EXERCISE GOAL
Search the data below for the word "Success" and copy each line that holds it.

GIVEN RECORDS
------------------------------------
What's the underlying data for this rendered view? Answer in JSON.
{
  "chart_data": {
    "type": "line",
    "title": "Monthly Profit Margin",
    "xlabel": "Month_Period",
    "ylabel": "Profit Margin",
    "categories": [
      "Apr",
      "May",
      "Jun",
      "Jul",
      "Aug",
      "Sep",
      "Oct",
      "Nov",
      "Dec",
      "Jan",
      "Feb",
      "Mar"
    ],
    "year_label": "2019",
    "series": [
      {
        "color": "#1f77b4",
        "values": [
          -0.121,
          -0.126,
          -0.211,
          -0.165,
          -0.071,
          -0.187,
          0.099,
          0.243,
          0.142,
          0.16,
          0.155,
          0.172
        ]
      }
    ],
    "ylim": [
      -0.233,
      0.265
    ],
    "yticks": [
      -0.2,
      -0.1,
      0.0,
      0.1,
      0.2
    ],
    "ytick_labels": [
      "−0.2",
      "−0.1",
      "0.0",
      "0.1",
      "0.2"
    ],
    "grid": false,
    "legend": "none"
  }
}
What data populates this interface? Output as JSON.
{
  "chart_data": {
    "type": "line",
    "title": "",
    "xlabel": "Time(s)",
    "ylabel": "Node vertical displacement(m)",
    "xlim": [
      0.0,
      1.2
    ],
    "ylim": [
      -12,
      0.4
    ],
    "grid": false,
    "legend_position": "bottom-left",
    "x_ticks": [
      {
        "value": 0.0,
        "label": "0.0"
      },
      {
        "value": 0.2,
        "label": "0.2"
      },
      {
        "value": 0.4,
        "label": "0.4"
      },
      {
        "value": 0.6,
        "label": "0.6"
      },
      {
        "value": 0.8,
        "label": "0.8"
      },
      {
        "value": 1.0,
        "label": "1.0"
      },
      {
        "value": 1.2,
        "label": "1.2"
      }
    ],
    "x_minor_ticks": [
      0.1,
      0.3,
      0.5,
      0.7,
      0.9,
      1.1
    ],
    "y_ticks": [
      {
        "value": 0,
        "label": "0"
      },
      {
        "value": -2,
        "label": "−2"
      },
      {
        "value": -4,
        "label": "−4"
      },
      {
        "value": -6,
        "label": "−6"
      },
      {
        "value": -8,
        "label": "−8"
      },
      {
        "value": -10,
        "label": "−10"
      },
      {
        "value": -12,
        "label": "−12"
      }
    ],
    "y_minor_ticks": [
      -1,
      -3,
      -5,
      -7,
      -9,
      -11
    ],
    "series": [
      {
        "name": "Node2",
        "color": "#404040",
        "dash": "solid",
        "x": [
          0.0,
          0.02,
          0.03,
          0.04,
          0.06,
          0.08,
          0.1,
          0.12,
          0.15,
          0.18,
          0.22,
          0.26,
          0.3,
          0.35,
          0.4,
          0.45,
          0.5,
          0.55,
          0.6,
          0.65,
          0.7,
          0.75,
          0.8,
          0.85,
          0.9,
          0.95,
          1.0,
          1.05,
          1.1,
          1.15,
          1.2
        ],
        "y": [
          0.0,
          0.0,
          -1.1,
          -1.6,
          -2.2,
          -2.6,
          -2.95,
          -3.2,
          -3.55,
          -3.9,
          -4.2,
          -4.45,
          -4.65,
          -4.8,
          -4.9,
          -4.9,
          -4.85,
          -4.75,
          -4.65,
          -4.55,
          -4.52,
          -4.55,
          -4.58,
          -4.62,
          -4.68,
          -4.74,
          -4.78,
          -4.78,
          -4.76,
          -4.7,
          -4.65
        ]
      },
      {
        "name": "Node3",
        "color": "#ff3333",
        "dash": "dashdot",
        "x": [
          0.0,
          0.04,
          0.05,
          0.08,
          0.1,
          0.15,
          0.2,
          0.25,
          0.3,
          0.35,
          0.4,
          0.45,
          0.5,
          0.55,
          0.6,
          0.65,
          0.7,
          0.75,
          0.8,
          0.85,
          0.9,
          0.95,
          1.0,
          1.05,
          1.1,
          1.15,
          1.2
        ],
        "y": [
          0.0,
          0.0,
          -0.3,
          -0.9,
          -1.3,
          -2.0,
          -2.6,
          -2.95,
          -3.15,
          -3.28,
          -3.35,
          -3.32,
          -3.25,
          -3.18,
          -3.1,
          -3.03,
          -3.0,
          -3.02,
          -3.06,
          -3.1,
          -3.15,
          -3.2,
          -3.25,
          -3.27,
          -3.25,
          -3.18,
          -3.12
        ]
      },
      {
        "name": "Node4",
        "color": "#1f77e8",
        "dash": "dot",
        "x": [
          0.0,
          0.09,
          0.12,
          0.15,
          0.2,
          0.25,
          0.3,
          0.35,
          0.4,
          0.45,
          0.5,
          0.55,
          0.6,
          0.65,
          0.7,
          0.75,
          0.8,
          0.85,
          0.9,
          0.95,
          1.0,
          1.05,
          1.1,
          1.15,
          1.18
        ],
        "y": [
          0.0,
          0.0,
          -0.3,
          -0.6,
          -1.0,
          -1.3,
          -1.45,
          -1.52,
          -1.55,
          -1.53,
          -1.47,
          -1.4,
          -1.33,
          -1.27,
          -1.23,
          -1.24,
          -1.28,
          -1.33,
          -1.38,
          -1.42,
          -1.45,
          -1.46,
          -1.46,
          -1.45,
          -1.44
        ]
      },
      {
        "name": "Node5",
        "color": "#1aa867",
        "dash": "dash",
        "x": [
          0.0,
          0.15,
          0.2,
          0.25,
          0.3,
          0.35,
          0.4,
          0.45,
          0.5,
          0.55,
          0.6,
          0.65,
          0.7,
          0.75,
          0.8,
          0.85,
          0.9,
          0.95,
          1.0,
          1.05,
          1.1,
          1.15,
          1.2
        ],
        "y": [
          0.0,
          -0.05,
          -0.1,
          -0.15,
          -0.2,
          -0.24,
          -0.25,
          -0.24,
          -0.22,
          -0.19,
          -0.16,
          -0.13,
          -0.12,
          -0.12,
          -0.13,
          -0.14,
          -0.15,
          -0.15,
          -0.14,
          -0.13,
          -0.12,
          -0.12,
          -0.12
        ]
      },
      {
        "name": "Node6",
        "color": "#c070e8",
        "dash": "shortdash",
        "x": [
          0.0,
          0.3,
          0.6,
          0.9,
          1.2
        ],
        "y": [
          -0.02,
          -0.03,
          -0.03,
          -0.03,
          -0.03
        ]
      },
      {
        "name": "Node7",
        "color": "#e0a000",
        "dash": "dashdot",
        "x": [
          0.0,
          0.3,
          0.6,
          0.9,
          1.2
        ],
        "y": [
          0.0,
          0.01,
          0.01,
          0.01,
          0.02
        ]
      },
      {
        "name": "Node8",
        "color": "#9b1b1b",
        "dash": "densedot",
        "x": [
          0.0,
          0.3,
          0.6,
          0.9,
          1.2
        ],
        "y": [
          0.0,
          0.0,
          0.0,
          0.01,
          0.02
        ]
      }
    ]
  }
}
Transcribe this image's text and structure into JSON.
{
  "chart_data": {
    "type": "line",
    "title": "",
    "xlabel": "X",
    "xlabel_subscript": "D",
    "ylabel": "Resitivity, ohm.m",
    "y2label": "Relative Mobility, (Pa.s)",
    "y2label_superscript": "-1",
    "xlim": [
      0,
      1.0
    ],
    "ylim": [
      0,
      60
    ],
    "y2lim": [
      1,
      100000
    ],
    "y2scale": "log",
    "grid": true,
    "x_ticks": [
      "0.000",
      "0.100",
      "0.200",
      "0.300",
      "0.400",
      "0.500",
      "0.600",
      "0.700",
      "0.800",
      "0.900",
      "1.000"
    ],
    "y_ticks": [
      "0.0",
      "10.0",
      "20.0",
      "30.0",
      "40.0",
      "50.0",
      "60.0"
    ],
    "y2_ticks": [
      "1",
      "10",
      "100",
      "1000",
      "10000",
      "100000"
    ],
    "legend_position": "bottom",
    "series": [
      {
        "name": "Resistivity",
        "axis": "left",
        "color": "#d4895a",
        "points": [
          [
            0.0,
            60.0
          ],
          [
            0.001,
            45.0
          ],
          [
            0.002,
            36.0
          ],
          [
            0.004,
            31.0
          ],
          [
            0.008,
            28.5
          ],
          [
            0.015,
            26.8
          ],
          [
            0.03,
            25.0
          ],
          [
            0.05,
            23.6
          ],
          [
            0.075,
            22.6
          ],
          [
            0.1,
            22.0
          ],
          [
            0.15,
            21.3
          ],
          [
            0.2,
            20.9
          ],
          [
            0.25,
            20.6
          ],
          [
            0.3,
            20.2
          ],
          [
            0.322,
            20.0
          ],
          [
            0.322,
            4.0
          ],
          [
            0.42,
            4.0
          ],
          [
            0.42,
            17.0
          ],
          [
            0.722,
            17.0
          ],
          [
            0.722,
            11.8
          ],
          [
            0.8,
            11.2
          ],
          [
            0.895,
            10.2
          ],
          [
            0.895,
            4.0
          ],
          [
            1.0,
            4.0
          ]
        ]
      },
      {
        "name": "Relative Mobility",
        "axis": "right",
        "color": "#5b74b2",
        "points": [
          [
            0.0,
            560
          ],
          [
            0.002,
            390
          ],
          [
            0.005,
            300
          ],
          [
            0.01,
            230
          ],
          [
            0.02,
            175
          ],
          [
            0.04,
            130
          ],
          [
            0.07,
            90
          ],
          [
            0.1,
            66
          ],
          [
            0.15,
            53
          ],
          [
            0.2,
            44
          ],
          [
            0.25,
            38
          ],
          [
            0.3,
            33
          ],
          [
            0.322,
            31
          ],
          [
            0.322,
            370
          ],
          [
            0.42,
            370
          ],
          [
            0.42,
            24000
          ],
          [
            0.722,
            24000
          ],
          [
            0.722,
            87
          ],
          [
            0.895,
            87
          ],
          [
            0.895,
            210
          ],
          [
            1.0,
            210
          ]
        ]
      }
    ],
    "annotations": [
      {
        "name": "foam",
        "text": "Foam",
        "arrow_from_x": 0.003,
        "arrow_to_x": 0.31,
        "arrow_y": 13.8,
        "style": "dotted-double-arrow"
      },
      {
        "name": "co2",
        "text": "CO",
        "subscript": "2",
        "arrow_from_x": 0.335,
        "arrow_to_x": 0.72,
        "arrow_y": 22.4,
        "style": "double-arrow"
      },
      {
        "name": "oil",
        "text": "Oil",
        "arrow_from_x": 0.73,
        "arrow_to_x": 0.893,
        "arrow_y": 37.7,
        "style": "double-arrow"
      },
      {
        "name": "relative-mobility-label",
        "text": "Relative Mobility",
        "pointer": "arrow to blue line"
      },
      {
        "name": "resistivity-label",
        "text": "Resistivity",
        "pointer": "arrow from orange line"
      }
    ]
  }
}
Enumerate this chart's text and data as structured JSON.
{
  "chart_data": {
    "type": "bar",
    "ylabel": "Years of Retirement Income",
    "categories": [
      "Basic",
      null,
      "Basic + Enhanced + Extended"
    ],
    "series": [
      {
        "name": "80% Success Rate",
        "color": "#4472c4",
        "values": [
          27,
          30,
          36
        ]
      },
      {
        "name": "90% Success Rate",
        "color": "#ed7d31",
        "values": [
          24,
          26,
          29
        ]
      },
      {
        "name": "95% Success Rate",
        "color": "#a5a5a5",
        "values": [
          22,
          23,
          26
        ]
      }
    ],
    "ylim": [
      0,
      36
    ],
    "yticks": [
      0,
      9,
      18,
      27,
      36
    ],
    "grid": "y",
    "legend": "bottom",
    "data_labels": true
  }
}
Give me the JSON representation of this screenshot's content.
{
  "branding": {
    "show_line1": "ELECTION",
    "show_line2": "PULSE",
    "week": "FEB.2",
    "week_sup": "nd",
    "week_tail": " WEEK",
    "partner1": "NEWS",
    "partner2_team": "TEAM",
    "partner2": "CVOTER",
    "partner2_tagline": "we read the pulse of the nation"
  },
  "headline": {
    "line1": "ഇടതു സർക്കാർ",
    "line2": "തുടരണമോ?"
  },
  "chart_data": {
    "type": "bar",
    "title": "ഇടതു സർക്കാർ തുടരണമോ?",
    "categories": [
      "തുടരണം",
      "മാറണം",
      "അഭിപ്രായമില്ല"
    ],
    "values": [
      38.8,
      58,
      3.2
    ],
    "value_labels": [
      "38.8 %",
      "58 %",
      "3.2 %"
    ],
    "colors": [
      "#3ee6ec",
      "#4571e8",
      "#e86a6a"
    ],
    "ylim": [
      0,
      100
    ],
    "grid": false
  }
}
------------------------------------
TASK RESPONSE
        "name": "80% Success Rate",
        "name": "90% Success Rate",
        "name": "95% Success Rate",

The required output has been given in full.